┌────────

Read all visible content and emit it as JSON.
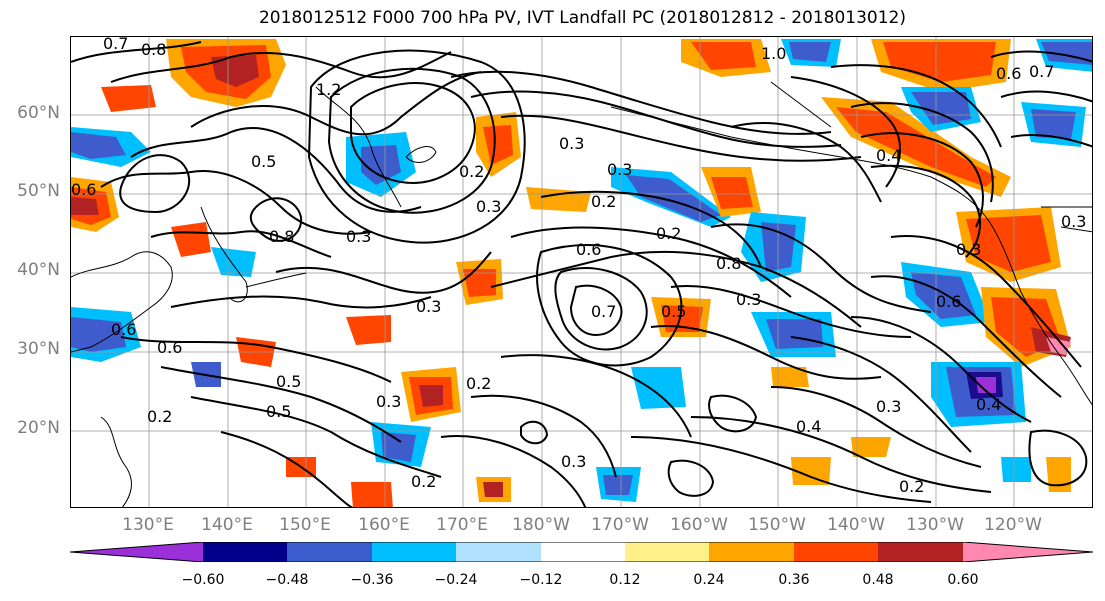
{
  "title": "2018012512 F000 700 hPa PV, IVT Landfall PC (2018012812 - 2018013012)",
  "map": {
    "lat_ticks": [
      "60°N",
      "50°N",
      "40°N",
      "30°N",
      "20°N"
    ],
    "lon_ticks": [
      "130°E",
      "140°E",
      "150°E",
      "160°E",
      "170°E",
      "180°W",
      "170°W",
      "160°W",
      "150°W",
      "140°W",
      "130°W",
      "120°W"
    ],
    "contour_labels": [
      "0.7",
      "0.8",
      "1.0",
      "0.6",
      "0.7",
      "1.2",
      "0.3",
      "0.2",
      "0.3",
      "0.3",
      "0.2",
      "0.6",
      "0.4",
      "0.5",
      "0.8",
      "0.3",
      "0.6",
      "0.6",
      "0.7",
      "0.5",
      "0.8",
      "0.5",
      "0.3",
      "0.3",
      "0.2",
      "0.2",
      "0.3",
      "0.3",
      "0.4",
      "0.2",
      "0.4",
      "0.3",
      "0.2",
      "0.2",
      "0.6",
      "0.5",
      "0.6",
      "0.3",
      "0.3"
    ],
    "grid": true,
    "shading_colors": {
      "neg_strong": "#1a0c8c",
      "neg_mid": "#3f5ccc",
      "neg_light": "#00bfff",
      "pos_light": "#ffa500",
      "pos_mid": "#ff4500",
      "pos_strong": "#b22222"
    }
  },
  "colorbar": {
    "ticks": [
      "−0.60",
      "−0.48",
      "−0.36",
      "−0.24",
      "−0.12",
      "0.12",
      "0.24",
      "0.36",
      "0.48",
      "0.60"
    ],
    "colors": [
      "#9b30d9",
      "#00008b",
      "#3a5ccc",
      "#00bfff",
      "#b0e2ff",
      "#ffffff",
      "#fff08a",
      "#ffa500",
      "#ff4500",
      "#b22222",
      "#ff88b0",
      "#ff88b0"
    ]
  }
}
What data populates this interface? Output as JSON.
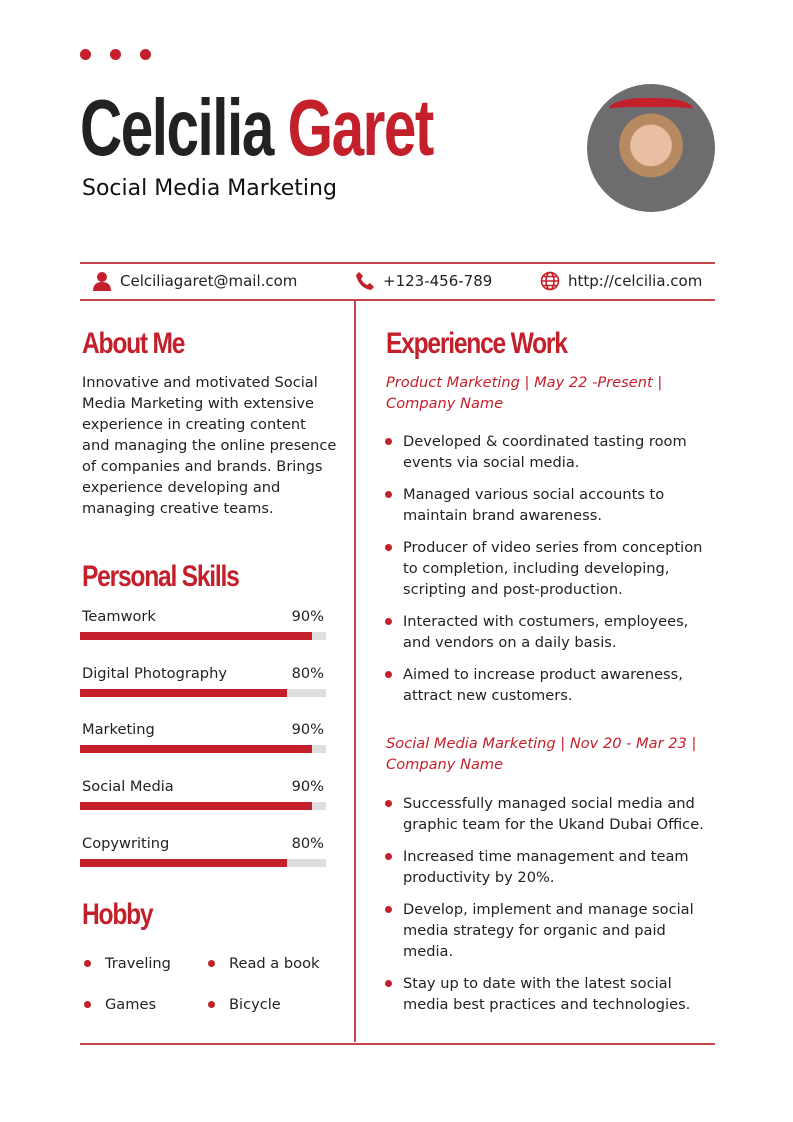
{
  "header": {
    "first_name": "Celcilia",
    "last_name": "Garet",
    "role": "Social Media Marketing"
  },
  "contact": {
    "email": "Celciliagaret@mail.com",
    "phone": "+123-456-789",
    "website": "http://celcilia.com"
  },
  "about": {
    "title": "About Me",
    "text": "Innovative and motivated Social Media Marketing with extensive experience in creating content and managing the online presence of companies and brands. Brings experience developing and managing creative teams."
  },
  "skills": {
    "title": "Personal Skills",
    "items": [
      {
        "label": "Teamwork",
        "value": "90%",
        "level": 90
      },
      {
        "label": "Digital Photography",
        "value": "80%",
        "level": 80
      },
      {
        "label": "Marketing",
        "value": "90%",
        "level": 90
      },
      {
        "label": "Social Media",
        "value": "90%",
        "level": 90
      },
      {
        "label": "Copywriting",
        "value": "80%",
        "level": 80
      }
    ]
  },
  "hobby": {
    "title": "Hobby",
    "items": [
      "Traveling",
      "Read a book",
      "Games",
      "Bicycle"
    ]
  },
  "experience": {
    "title": "Experience Work",
    "jobs": [
      {
        "heading": "Product Marketing | May 22 -Present | Company Name",
        "bullets": [
          "Developed & coordinated tasting room events via social media.",
          "Managed various social accounts to maintain brand awareness.",
          "Producer of video series from conception to completion, including developing, scripting and post-production.",
          "Interacted with costumers, employees, and vendors on a daily basis.",
          "Aimed to increase product awareness, attract new customers."
        ]
      },
      {
        "heading": "Social Media Marketing | Nov 20 - Mar 23 | Company Name",
        "bullets": [
          "Successfully managed social media and graphic team for the Ukand Dubai Office.",
          "Increased time management and team productivity by 20%.",
          "Develop, implement and manage social media strategy for organic and paid media.",
          "Stay up to date with the latest social media best practices and technologies."
        ]
      }
    ]
  },
  "colors": {
    "accent": "#c3202b"
  }
}
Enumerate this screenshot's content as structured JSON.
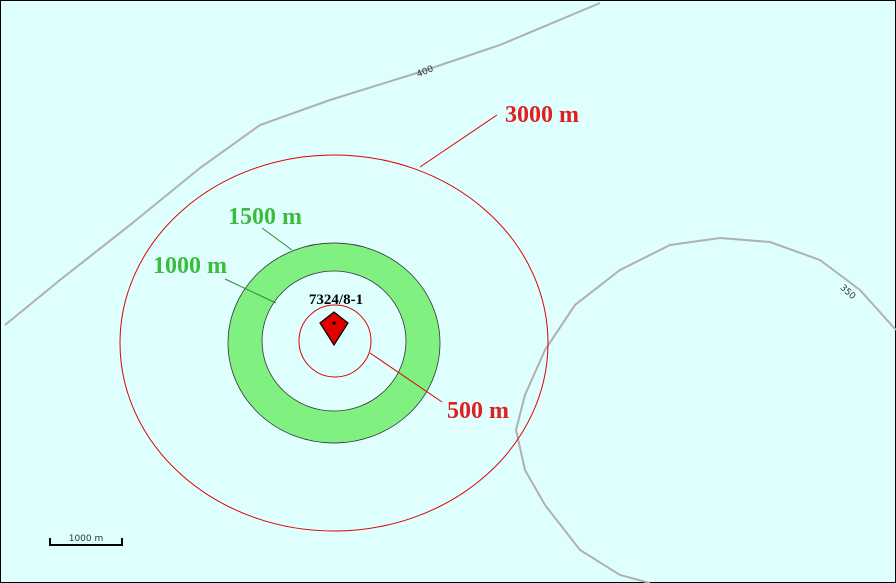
{
  "map": {
    "well": "7324/8-1",
    "rings": [
      {
        "label": "500 m"
      },
      {
        "label": "1000 m"
      },
      {
        "label": "1500 m"
      },
      {
        "label": "3000 m"
      }
    ],
    "contours": [
      {
        "label": "400"
      },
      {
        "label": "350"
      }
    ],
    "scale_bar": "1000 m"
  }
}
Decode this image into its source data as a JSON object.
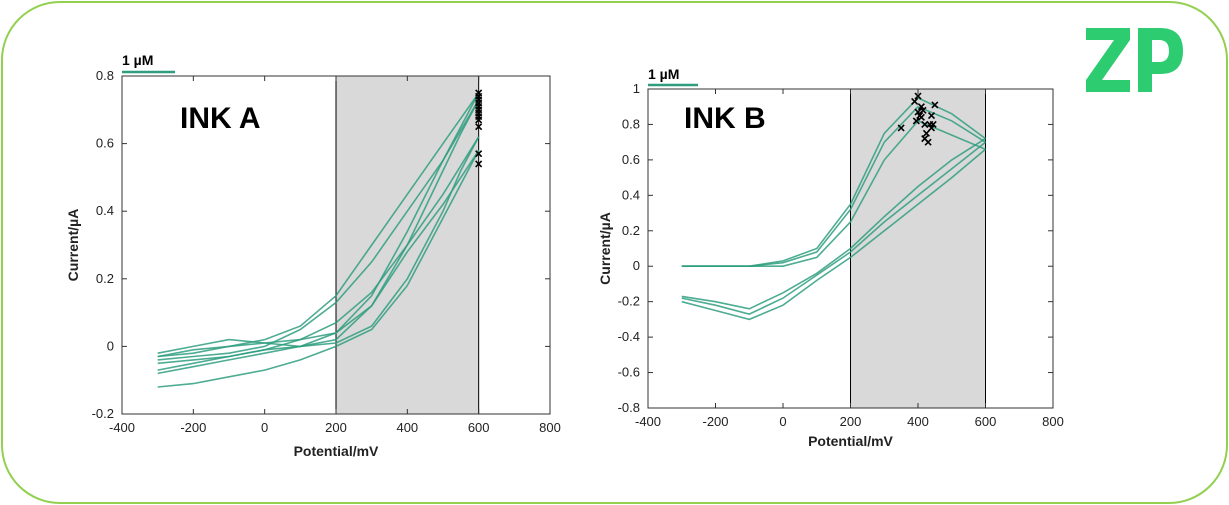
{
  "brand": {
    "logo_text": "ZP",
    "frame_color": "#92d050",
    "logo_color": "#2ecc71"
  },
  "chart_data": [
    {
      "type": "line",
      "title": "INK A",
      "xlabel": "Potential/mV",
      "ylabel": "Current/µA",
      "xlim": [
        -400,
        800
      ],
      "ylim": [
        -0.2,
        0.8
      ],
      "xticks": [
        -400,
        -200,
        0,
        200,
        400,
        600,
        800
      ],
      "yticks": [
        -0.2,
        0,
        0.2,
        0.4,
        0.6,
        0.8
      ],
      "ytick_labels": [
        "-0.2",
        "0",
        "0.2",
        "0.4",
        "0.6",
        "0.8"
      ],
      "scale_bar_label": "1 µM",
      "shaded_region": {
        "x": [
          200,
          600
        ],
        "color": "#d9d9d9"
      },
      "line_color": "#2e9e7e",
      "series": [
        {
          "x": [
            -300,
            -200,
            -100,
            0,
            100,
            200,
            300,
            400,
            500,
            550,
            600
          ],
          "y": [
            -0.05,
            -0.04,
            -0.03,
            -0.01,
            0.0,
            0.02,
            0.12,
            0.3,
            0.52,
            0.63,
            0.73
          ]
        },
        {
          "x": [
            600,
            500,
            400,
            300,
            200,
            100,
            0,
            -100,
            -200,
            -300
          ],
          "y": [
            0.73,
            0.55,
            0.4,
            0.25,
            0.13,
            0.05,
            0.0,
            -0.02,
            -0.03,
            -0.04
          ]
        },
        {
          "x": [
            -300,
            -200,
            -100,
            0,
            100,
            200,
            300,
            400,
            500,
            550,
            600
          ],
          "y": [
            -0.08,
            -0.06,
            -0.04,
            -0.02,
            0.0,
            0.01,
            0.06,
            0.2,
            0.4,
            0.52,
            0.62
          ]
        },
        {
          "x": [
            600,
            500,
            400,
            300,
            200,
            100,
            0,
            -100,
            -200,
            -300
          ],
          "y": [
            0.62,
            0.45,
            0.3,
            0.16,
            0.07,
            0.02,
            -0.01,
            -0.03,
            -0.05,
            -0.07
          ]
        },
        {
          "x": [
            -300,
            -200,
            -100,
            0,
            100,
            200,
            300,
            400,
            500,
            600
          ],
          "y": [
            -0.12,
            -0.11,
            -0.09,
            -0.07,
            -0.04,
            0.0,
            0.05,
            0.18,
            0.38,
            0.58
          ]
        },
        {
          "x": [
            600,
            500,
            400,
            300,
            200,
            100,
            0,
            -100,
            -200,
            -300
          ],
          "y": [
            0.58,
            0.42,
            0.28,
            0.12,
            0.04,
            0.0,
            0.01,
            0.02,
            0.0,
            -0.02
          ]
        },
        {
          "x": [
            -300,
            -200,
            -100,
            0,
            100,
            200,
            300,
            400,
            500,
            600
          ],
          "y": [
            -0.03,
            -0.02,
            0.0,
            0.01,
            0.02,
            0.04,
            0.15,
            0.34,
            0.55,
            0.75
          ]
        },
        {
          "x": [
            600,
            500,
            400,
            300,
            200,
            100,
            0,
            -100,
            -200,
            -300
          ],
          "y": [
            0.75,
            0.6,
            0.45,
            0.3,
            0.15,
            0.06,
            0.02,
            0.0,
            -0.01,
            -0.03
          ]
        }
      ],
      "markers": {
        "symbol": "x",
        "x": [
          600,
          600,
          600,
          600,
          600,
          600,
          600,
          600,
          600,
          600,
          600,
          600
        ],
        "y": [
          0.75,
          0.74,
          0.73,
          0.72,
          0.71,
          0.7,
          0.69,
          0.68,
          0.67,
          0.65,
          0.57,
          0.54
        ]
      }
    },
    {
      "type": "line",
      "title": "INK B",
      "xlabel": "Potential/mV",
      "ylabel": "Current/µA",
      "xlim": [
        -400,
        800
      ],
      "ylim": [
        -0.8,
        1
      ],
      "xticks": [
        -400,
        -200,
        0,
        200,
        400,
        600,
        800
      ],
      "yticks": [
        -0.8,
        -0.6,
        -0.4,
        -0.2,
        0,
        0.2,
        0.4,
        0.6,
        0.8,
        1
      ],
      "ytick_labels": [
        "-0.8",
        "-0.6",
        "-0.4",
        "-0.2",
        "0",
        "0.2",
        "0.4",
        "0.6",
        "0.8",
        "1"
      ],
      "scale_bar_label": "1 µM",
      "shaded_region": {
        "x": [
          200,
          600
        ],
        "color": "#d9d9d9"
      },
      "line_color": "#2e9e7e",
      "series": [
        {
          "x": [
            -300,
            -200,
            -100,
            0,
            100,
            200,
            300,
            400,
            500,
            600
          ],
          "y": [
            0.0,
            0.0,
            0.0,
            0.02,
            0.08,
            0.32,
            0.7,
            0.9,
            0.82,
            0.7
          ]
        },
        {
          "x": [
            600,
            500,
            400,
            300,
            200,
            100,
            0,
            -100,
            -200,
            -300
          ],
          "y": [
            0.7,
            0.55,
            0.4,
            0.25,
            0.08,
            -0.05,
            -0.18,
            -0.27,
            -0.22,
            -0.18
          ]
        },
        {
          "x": [
            -300,
            -200,
            -100,
            0,
            100,
            200,
            300,
            400,
            500,
            600
          ],
          "y": [
            0.0,
            0.0,
            0.0,
            0.0,
            0.05,
            0.25,
            0.6,
            0.82,
            0.74,
            0.66
          ]
        },
        {
          "x": [
            600,
            500,
            400,
            300,
            200,
            100,
            0,
            -100,
            -200,
            -300
          ],
          "y": [
            0.66,
            0.5,
            0.35,
            0.2,
            0.05,
            -0.08,
            -0.22,
            -0.3,
            -0.25,
            -0.2
          ]
        },
        {
          "x": [
            -300,
            -200,
            -100,
            0,
            100,
            200,
            300,
            400,
            500,
            600
          ],
          "y": [
            0.0,
            0.0,
            0.0,
            0.03,
            0.1,
            0.35,
            0.75,
            0.95,
            0.86,
            0.72
          ]
        },
        {
          "x": [
            600,
            500,
            400,
            300,
            200,
            100,
            0,
            -100,
            -200,
            -300
          ],
          "y": [
            0.72,
            0.6,
            0.45,
            0.28,
            0.1,
            -0.04,
            -0.15,
            -0.24,
            -0.2,
            -0.17
          ]
        }
      ],
      "markers": {
        "symbol": "x",
        "x": [
          350,
          390,
          400,
          405,
          410,
          415,
          420,
          420,
          425,
          430,
          435,
          440,
          440,
          445,
          450,
          410,
          400,
          395
        ],
        "y": [
          0.78,
          0.93,
          0.96,
          0.85,
          0.9,
          0.88,
          0.8,
          0.72,
          0.75,
          0.7,
          0.8,
          0.78,
          0.85,
          0.8,
          0.91,
          0.84,
          0.87,
          0.82
        ]
      }
    }
  ]
}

└────────

What is expected: In the records, locate each line holding the string "with" and copy it.

Expected answer:
    "text": "Innovative and motivated Social Media Marketing with extensive experience in creating content and managing the online presence of companies and brands. Brings experience developing and managing creative teams."
          "Interacted with costumers, employees, and vendors on a daily basis.",
          "Stay up to date with the latest social media best practices and technologies."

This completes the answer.